- What you are asked to do: Return the listing line for line, from its first line through the line that contains "low-value: 0 xyxy=(728,57,735,70)", with both of those lines included.

Element position data:
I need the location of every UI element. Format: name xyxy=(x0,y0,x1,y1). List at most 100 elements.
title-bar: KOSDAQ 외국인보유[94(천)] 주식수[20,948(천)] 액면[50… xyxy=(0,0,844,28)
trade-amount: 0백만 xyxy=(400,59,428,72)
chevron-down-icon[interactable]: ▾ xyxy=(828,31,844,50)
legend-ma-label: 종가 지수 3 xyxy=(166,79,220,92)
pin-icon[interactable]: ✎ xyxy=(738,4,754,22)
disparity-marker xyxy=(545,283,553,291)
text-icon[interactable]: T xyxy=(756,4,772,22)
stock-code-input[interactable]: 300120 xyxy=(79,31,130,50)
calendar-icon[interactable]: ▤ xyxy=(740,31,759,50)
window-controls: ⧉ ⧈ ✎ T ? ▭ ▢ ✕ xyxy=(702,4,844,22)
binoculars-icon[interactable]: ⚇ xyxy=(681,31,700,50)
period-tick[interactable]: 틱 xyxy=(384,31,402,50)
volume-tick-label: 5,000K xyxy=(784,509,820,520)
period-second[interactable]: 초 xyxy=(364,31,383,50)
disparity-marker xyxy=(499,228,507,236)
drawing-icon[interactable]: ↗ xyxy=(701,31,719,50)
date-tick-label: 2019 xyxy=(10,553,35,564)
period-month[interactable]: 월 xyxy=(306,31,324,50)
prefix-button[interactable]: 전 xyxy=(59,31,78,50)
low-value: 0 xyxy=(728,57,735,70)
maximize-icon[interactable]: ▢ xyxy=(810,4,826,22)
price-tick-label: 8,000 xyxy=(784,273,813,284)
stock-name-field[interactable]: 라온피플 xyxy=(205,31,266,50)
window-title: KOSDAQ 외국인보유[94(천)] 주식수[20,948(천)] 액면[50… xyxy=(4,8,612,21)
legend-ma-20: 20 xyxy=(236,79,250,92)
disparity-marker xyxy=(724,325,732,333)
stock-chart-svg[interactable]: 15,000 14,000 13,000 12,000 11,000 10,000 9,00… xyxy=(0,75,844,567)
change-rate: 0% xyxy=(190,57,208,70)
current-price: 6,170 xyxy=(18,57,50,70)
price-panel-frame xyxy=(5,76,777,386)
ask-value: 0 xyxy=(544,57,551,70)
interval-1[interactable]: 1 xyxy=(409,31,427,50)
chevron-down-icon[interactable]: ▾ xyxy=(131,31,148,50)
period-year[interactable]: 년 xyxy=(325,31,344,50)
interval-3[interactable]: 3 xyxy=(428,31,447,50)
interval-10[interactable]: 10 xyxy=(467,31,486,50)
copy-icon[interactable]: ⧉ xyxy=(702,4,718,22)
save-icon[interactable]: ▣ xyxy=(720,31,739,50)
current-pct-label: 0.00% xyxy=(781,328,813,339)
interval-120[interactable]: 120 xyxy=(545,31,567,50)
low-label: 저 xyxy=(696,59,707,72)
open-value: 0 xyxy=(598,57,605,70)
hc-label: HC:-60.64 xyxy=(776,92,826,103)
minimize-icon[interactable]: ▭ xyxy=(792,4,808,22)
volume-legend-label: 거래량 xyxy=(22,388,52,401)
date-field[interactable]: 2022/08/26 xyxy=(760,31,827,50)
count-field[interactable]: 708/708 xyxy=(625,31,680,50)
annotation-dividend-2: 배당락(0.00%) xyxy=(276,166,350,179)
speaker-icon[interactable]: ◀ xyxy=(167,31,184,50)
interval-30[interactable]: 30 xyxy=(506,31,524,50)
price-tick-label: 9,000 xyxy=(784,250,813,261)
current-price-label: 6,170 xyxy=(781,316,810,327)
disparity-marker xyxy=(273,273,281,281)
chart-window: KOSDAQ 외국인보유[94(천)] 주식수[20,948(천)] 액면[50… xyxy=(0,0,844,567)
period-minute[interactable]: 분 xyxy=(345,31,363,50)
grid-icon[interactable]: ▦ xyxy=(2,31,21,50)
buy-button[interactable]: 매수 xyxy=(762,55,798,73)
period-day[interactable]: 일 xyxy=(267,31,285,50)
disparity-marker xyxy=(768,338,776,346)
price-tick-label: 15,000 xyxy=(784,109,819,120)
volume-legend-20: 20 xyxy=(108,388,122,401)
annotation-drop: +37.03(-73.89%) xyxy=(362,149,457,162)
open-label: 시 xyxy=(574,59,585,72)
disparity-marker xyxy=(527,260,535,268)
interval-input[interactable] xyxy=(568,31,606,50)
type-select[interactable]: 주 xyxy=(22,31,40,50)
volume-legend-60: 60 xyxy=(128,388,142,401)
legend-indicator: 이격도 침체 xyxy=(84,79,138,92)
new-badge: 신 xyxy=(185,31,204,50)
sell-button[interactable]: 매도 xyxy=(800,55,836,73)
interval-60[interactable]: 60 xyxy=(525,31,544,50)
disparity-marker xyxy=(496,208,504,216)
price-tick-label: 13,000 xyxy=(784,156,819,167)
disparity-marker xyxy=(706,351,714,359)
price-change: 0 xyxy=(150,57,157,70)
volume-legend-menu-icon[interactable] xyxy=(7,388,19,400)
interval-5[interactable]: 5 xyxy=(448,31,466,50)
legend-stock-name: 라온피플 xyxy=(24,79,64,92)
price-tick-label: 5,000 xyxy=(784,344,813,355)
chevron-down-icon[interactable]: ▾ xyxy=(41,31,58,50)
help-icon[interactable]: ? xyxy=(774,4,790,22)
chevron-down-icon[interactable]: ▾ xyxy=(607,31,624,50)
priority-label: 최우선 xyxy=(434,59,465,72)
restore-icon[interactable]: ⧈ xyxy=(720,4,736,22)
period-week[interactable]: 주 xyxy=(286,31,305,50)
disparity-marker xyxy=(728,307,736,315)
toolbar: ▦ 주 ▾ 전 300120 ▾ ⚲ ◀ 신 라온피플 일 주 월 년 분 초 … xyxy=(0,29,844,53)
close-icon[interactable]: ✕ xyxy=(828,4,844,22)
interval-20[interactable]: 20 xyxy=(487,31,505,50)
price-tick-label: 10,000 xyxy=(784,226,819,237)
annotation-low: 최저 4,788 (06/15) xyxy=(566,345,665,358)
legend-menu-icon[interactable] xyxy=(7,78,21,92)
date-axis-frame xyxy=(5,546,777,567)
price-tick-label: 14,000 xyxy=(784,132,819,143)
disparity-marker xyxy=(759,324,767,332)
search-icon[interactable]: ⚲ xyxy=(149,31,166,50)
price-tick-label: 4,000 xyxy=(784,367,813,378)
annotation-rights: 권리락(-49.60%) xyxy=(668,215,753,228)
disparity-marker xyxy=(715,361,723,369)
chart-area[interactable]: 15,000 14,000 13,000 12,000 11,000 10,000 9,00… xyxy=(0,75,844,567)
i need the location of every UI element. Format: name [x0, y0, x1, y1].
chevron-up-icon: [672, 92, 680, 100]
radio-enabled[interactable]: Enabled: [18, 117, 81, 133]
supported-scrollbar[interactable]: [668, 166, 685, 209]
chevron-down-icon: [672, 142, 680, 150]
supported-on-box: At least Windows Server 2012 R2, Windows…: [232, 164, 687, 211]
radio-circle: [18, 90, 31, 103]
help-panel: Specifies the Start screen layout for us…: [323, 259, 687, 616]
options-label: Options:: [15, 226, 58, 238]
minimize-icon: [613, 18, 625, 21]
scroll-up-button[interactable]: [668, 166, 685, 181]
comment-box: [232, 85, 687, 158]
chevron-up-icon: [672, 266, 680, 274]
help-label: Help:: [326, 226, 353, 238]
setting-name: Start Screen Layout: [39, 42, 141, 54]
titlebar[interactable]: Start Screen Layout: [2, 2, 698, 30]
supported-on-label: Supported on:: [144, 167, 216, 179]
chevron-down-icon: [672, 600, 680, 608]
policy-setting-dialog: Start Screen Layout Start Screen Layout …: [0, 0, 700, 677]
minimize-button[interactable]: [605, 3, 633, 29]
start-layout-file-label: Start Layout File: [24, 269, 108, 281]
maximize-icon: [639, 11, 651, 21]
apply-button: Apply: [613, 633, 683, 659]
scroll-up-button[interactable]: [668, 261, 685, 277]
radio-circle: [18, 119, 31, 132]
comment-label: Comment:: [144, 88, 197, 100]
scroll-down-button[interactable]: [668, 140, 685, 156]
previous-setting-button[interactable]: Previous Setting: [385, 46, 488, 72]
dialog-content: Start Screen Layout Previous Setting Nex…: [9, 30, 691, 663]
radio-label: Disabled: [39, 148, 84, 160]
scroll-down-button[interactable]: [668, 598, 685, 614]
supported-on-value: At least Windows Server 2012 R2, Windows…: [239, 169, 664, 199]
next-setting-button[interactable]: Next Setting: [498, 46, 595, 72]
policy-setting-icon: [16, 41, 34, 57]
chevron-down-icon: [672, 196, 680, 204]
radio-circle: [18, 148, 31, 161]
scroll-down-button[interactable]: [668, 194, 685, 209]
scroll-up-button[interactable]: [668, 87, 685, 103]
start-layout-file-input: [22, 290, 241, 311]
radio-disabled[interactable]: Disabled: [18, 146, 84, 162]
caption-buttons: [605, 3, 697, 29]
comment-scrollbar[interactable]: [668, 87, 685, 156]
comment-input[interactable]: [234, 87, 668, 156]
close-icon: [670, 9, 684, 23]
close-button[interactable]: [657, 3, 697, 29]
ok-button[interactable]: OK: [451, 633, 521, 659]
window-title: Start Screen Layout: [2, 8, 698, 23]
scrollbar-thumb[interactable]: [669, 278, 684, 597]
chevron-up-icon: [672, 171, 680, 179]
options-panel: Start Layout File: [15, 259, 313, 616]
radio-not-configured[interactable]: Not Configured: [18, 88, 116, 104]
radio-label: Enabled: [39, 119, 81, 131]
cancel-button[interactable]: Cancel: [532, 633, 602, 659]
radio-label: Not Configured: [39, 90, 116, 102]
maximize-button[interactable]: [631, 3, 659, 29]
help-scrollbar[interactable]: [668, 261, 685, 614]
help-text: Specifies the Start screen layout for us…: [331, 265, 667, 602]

- Result of this task:
I need the location of every UI element. Format: name xyxy=(x0,y0,x1,y1). List at most 100 elements.
title-bar: KOSDAQ 외국인보유[94(천)] 주식수[20,948(천)] 액면[50… xyxy=(0,0,844,28)
trade-amount: 0백만 xyxy=(400,59,428,72)
chevron-down-icon[interactable]: ▾ xyxy=(828,31,844,50)
legend-ma-label: 종가 지수 3 xyxy=(166,79,220,92)
pin-icon[interactable]: ✎ xyxy=(738,4,754,22)
disparity-marker xyxy=(545,283,553,291)
text-icon[interactable]: T xyxy=(756,4,772,22)
stock-code-input[interactable]: 300120 xyxy=(79,31,130,50)
calendar-icon[interactable]: ▤ xyxy=(740,31,759,50)
window-controls: ⧉ ⧈ ✎ T ? ▭ ▢ ✕ xyxy=(702,4,844,22)
binoculars-icon[interactable]: ⚇ xyxy=(681,31,700,50)
period-tick[interactable]: 틱 xyxy=(384,31,402,50)
volume-tick-label: 5,000K xyxy=(784,509,820,520)
period-second[interactable]: 초 xyxy=(364,31,383,50)
disparity-marker xyxy=(499,228,507,236)
drawing-icon[interactable]: ↗ xyxy=(701,31,719,50)
date-tick-label: 2019 xyxy=(10,553,35,564)
period-month[interactable]: 월 xyxy=(306,31,324,50)
prefix-button[interactable]: 전 xyxy=(59,31,78,50)
low-value: 0 xyxy=(728,57,735,70)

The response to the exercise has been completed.